» Task to complete
Print the complete set of entries exactly.

» Data excerpts

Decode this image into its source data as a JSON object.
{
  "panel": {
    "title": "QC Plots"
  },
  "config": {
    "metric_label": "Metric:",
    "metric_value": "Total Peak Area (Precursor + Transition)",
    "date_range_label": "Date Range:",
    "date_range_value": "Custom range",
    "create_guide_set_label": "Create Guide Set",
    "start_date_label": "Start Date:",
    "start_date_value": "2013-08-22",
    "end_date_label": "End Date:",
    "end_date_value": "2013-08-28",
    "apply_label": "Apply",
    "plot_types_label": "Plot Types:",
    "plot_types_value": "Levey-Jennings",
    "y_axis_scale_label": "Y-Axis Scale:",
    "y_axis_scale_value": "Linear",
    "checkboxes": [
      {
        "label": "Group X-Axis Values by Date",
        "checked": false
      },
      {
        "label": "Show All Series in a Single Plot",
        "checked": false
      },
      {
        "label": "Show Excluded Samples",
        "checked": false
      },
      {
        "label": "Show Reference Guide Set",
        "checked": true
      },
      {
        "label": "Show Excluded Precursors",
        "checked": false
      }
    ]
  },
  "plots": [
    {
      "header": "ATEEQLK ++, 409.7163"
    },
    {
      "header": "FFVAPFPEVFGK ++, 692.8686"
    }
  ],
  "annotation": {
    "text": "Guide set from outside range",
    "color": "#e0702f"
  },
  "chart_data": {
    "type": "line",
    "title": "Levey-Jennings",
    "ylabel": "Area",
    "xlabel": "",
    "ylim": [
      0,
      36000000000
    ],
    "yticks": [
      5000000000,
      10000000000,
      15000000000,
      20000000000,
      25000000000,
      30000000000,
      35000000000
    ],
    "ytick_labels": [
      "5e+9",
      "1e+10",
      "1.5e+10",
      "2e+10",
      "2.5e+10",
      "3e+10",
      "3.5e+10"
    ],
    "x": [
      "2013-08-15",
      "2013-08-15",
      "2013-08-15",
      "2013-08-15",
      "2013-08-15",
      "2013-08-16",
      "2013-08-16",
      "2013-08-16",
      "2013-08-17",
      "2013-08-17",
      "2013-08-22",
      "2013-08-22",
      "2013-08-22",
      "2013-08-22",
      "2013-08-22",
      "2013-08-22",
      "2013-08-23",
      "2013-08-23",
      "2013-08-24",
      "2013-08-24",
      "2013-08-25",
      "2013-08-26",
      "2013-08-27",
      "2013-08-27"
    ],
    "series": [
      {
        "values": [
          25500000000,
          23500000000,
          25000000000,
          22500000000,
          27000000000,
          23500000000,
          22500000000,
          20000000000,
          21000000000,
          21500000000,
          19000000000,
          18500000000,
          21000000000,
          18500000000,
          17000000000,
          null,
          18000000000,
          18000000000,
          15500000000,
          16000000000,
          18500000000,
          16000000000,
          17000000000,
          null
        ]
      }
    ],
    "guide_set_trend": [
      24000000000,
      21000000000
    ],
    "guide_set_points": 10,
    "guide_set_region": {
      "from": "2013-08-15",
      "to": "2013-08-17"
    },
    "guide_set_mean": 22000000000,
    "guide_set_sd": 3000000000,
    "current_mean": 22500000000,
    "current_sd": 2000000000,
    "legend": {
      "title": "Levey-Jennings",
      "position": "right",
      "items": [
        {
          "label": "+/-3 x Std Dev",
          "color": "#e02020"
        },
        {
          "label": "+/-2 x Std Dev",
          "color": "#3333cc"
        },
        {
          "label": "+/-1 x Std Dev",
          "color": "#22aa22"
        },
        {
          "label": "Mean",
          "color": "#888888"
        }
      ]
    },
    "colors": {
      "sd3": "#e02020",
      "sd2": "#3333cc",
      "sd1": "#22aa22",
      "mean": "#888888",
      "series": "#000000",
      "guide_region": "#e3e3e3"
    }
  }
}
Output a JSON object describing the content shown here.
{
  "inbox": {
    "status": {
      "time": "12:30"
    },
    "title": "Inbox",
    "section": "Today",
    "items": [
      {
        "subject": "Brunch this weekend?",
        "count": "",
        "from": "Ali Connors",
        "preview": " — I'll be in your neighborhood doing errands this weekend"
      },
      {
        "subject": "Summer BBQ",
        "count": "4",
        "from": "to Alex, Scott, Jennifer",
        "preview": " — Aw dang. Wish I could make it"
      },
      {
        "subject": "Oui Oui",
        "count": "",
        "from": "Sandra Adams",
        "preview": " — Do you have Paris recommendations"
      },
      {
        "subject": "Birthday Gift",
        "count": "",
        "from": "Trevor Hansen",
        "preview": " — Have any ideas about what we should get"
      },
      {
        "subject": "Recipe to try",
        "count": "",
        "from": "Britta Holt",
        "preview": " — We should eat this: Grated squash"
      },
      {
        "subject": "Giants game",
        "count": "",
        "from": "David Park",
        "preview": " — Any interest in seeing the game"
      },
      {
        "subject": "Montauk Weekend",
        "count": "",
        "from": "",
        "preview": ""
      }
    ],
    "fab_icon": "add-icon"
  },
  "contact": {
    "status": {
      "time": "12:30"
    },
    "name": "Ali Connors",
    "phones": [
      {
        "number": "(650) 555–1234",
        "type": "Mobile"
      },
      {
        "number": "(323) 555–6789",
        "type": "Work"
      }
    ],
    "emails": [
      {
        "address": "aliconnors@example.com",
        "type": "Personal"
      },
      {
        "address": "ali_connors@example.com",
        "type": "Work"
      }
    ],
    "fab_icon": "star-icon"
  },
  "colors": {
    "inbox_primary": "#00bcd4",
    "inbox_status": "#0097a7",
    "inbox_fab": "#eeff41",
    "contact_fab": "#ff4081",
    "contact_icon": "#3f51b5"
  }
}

» Reply
Decode this image into its source data as a JSON object.
{
  "panel": {
    "title": "QC Plots"
  },
  "config": {
    "metric_label": "Metric:",
    "metric_value": "Total Peak Area (Precursor + Transition)",
    "date_range_label": "Date Range:",
    "date_range_value": "Custom range",
    "create_guide_set_label": "Create Guide Set",
    "start_date_label": "Start Date:",
    "start_date_value": "2013-08-22",
    "end_date_label": "End Date:",
    "end_date_value": "2013-08-28",
    "apply_label": "Apply",
    "plot_types_label": "Plot Types:",
    "plot_types_value": "Levey-Jennings",
    "y_axis_scale_label": "Y-Axis Scale:",
    "y_axis_scale_value": "Linear",
    "checkboxes": [
      {
        "label": "Group X-Axis Values by Date",
        "checked": false
      },
      {
        "label": "Show All Series in a Single Plot",
        "checked": false
      },
      {
        "label": "Show Excluded Samples",
        "checked": false
      },
      {
        "label": "Show Reference Guide Set",
        "checked": true
      },
      {
        "label": "Show Excluded Precursors",
        "checked": false
      }
    ]
  },
  "plots": [
    {
      "header": "ATEEQLK ++, 409.7163"
    },
    {
      "header": "FFVAPFPEVFGK ++, 692.8686"
    }
  ],
  "annotation": {
    "text": "Guide set from outside range",
    "color": "#e0702f"
  },
  "chart_data": {
    "type": "line",
    "title": "Levey-Jennings",
    "ylabel": "Area",
    "xlabel": "",
    "ylim": [
      0,
      36000000000
    ],
    "yticks": [
      5000000000,
      10000000000,
      15000000000,
      20000000000,
      25000000000,
      30000000000,
      35000000000
    ],
    "ytick_labels": [
      "5e+9",
      "1e+10",
      "1.5e+10",
      "2e+10",
      "2.5e+10",
      "3e+10",
      "3.5e+10"
    ],
    "x": [
      "2013-08-15",
      "2013-08-15",
      "2013-08-15",
      "2013-08-15",
      "2013-08-15",
      "2013-08-16",
      "2013-08-16",
      "2013-08-16",
      "2013-08-17",
      "2013-08-17",
      "2013-08-22",
      "2013-08-22",
      "2013-08-22",
      "2013-08-22",
      "2013-08-22",
      "2013-08-22",
      "2013-08-23",
      "2013-08-23",
      "2013-08-24",
      "2013-08-24",
      "2013-08-25",
      "2013-08-26",
      "2013-08-27",
      "2013-08-27"
    ],
    "series": [
      {
        "values": [
          25500000000,
          23500000000,
          25000000000,
          22500000000,
          27000000000,
          23500000000,
          22500000000,
          20000000000,
          21000000000,
          21500000000,
          19000000000,
          18500000000,
          21000000000,
          18500000000,
          17000000000,
          null,
          18000000000,
          18000000000,
          15500000000,
          16000000000,
          18500000000,
          16000000000,
          17000000000,
          null
        ]
      }
    ],
    "guide_set_trend": [
      24000000000,
      21000000000
    ],
    "guide_set_points": 10,
    "guide_set_region": {
      "from": "2013-08-15",
      "to": "2013-08-17"
    },
    "guide_set_mean": 22000000000,
    "guide_set_sd": 3000000000,
    "current_mean": 22500000000,
    "current_sd": 2000000000,
    "legend": {
      "title": "Levey-Jennings",
      "position": "right",
      "items": [
        {
          "label": "+/-3 x Std Dev",
          "color": "#e02020"
        },
        {
          "label": "+/-2 x Std Dev",
          "color": "#3333cc"
        },
        {
          "label": "+/-1 x Std Dev",
          "color": "#22aa22"
        },
        {
          "label": "Mean",
          "color": "#888888"
        }
      ]
    },
    "colors": {
      "sd3": "#e02020",
      "sd2": "#3333cc",
      "sd1": "#22aa22",
      "mean": "#888888",
      "series": "#000000",
      "guide_region": "#e3e3e3"
    }
  }
}
Output a JSON object describing the content shown here.
{
  "inbox": {
    "status": {
      "time": "12:30"
    },
    "title": "Inbox",
    "section": "Today",
    "items": [
      {
        "subject": "Brunch this weekend?",
        "count": "",
        "from": "Ali Connors",
        "preview": " — I'll be in your neighborhood doing errands this weekend"
      },
      {
        "subject": "Summer BBQ",
        "count": "4",
        "from": "to Alex, Scott, Jennifer",
        "preview": " — Aw dang. Wish I could make it"
      },
      {
        "subject": "Oui Oui",
        "count": "",
        "from": "Sandra Adams",
        "preview": " — Do you have Paris recommendations"
      },
      {
        "subject": "Birthday Gift",
        "count": "",
        "from": "Trevor Hansen",
        "preview": " — Have any ideas about what we should get"
      },
      {
        "subject": "Recipe to try",
        "count": "",
        "from": "Britta Holt",
        "preview": " — We should eat this: Grated squash"
      },
      {
        "subject": "Giants game",
        "count": "",
        "from": "David Park",
        "preview": " — Any interest in seeing the game"
      },
      {
        "subject": "Montauk Weekend",
        "count": "",
        "from": "",
        "preview": ""
      }
    ],
    "fab_icon": "add-icon"
  },
  "contact": {
    "status": {
      "time": "12:30"
    },
    "name": "Ali Connors",
    "phones": [
      {
        "number": "(650) 555–1234",
        "type": "Mobile"
      },
      {
        "number": "(323) 555–6789",
        "type": "Work"
      }
    ],
    "emails": [
      {
        "address": "aliconnors@example.com",
        "type": "Personal"
      },
      {
        "address": "ali_connors@example.com",
        "type": "Work"
      }
    ],
    "fab_icon": "star-icon"
  },
  "colors": {
    "inbox_primary": "#00bcd4",
    "inbox_status": "#0097a7",
    "inbox_fab": "#eeff41",
    "contact_fab": "#ff4081",
    "contact_icon": "#3f51b5"
  }
}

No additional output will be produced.